→ Task brief: The complete listing should be restated exactly.

# start of Source data

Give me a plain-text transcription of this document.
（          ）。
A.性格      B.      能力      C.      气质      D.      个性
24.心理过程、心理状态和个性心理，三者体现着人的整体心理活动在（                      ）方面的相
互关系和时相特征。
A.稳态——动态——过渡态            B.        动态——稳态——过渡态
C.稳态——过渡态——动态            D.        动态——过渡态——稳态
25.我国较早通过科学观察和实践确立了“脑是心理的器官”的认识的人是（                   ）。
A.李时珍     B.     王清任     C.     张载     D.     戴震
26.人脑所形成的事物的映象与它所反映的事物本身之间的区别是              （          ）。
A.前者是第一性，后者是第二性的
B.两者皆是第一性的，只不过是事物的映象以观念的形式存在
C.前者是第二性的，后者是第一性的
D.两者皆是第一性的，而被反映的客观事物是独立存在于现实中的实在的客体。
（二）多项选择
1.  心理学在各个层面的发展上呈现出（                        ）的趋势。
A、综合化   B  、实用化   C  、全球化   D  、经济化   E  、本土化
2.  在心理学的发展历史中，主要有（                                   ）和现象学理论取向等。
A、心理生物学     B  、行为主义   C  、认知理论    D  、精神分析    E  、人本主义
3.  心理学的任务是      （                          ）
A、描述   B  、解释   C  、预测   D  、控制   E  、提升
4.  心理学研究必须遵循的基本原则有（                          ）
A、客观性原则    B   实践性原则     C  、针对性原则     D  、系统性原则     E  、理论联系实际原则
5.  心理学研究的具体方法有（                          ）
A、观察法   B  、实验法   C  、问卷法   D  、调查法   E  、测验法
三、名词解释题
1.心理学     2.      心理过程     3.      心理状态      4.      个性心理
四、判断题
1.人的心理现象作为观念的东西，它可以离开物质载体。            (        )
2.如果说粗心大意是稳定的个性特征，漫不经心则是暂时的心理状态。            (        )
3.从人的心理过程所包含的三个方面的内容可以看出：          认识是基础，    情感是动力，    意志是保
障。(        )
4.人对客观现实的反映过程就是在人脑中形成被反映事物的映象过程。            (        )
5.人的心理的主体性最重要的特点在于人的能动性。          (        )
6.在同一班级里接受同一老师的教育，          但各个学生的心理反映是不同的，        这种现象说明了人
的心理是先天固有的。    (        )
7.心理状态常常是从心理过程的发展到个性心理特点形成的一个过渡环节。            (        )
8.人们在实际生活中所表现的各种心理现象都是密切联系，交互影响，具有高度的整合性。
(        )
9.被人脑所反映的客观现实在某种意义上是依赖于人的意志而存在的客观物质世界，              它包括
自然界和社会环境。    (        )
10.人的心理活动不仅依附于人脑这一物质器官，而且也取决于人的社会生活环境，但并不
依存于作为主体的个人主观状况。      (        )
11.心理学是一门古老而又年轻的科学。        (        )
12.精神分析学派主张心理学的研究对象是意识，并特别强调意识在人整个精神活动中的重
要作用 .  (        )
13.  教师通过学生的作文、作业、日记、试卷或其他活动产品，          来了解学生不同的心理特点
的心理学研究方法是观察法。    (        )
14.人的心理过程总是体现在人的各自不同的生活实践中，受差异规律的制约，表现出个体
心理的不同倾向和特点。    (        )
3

# end of Source data

→ Exercise solution:
Give me a plain-text transcription of this document.
（          ）。
A.性格      B.      能力      C.      气质      D.      个性
24.心理过程、心理状态和个性心理，三者体现着人的整体心理活动在（                      ）方面的相
互关系和时相特征。
A.稳态——动态——过渡态            B.        动态——稳态——过渡态
C.稳态——过渡态——动态            D.        动态——过渡态——稳态
25.我国较早通过科学观察和实践确立了“脑是心理的器官”的认识的人是（                   ）。
A.李时珍     B.     王清任     C.     张载     D.     戴震
26.人脑所形成的事物的映象与它所反映的事物本身之间的区别是              （          ）。
A.前者是第一性，后者是第二性的
B.两者皆是第一性的，只不过是事物的映象以观念的形式存在
C.前者是第二性的，后者是第一性的
D.两者皆是第一性的，而被反映的客观事物是独立存在于现实中的实在的客体。
（二）多项选择
1.  心理学在各个层面的发展上呈现出（                        ）的趋势。
A、综合化   B  、实用化   C  、全球化   D  、经济化   E  、本土化
2.  在心理学的发展历史中，主要有（                                   ）和现象学理论取向等。
A、心理生物学     B  、行为主义   C  、认知理论    D  、精神分析    E  、人本主义
3.  心理学的任务是      （                          ）
A、描述   B  、解释   C  、预测   D  、控制   E  、提升
4.  心理学研究必须遵循的基本原则有（                          ）
A、客观性原则    B   实践性原则     C  、针对性原则     D  、系统性原则     E  、理论联系实际原则
5.  心理学研究的具体方法有（                          ）
A、观察法   B  、实验法   C  、问卷法   D  、调查法   E  、测验法
三、名词解释题
1.心理学     2.      心理过程     3.      心理状态      4.      个性心理
四、判断题
1.人的心理现象作为观念的东西，它可以离开物质载体。            (        )
2.如果说粗心大意是稳定的个性特征，漫不经心则是暂时的心理状态。            (        )
3.从人的心理过程所包含的三个方面的内容可以看出：          认识是基础，    情感是动力，    意志是保
障。(        )
4.人对客观现实的反映过程就是在人脑中形成被反映事物的映象过程。            (        )
5.人的心理的主体性最重要的特点在于人的能动性。          (        )
6.在同一班级里接受同一老师的教育，          但各个学生的心理反映是不同的，        这种现象说明了人
的心理是先天固有的。    (        )
7.心理状态常常是从心理过程的发展到个性心理特点形成的一个过渡环节。            (        )
8.人们在实际生活中所表现的各种心理现象都是密切联系，交互影响，具有高度的整合性。
(        )
9.被人脑所反映的客观现实在某种意义上是依赖于人的意志而存在的客观物质世界，              它包括
自然界和社会环境。    (        )
10.人的心理活动不仅依附于人脑这一物质器官，而且也取决于人的社会生活环境，但并不
依存于作为主体的个人主观状况。      (        )
11.心理学是一门古老而又年轻的科学。        (        )
12.精神分析学派主张心理学的研究对象是意识，并特别强调意识在人整个精神活动中的重
要作用 .  (        )
13.  教师通过学生的作文、作业、日记、试卷或其他活动产品，          来了解学生不同的心理特点
的心理学研究方法是观察法。    (        )
14.人的心理过程总是体现在人的各自不同的生活实践中，受差异规律的制约，表现出个体
心理的不同倾向和特点。    (        )
3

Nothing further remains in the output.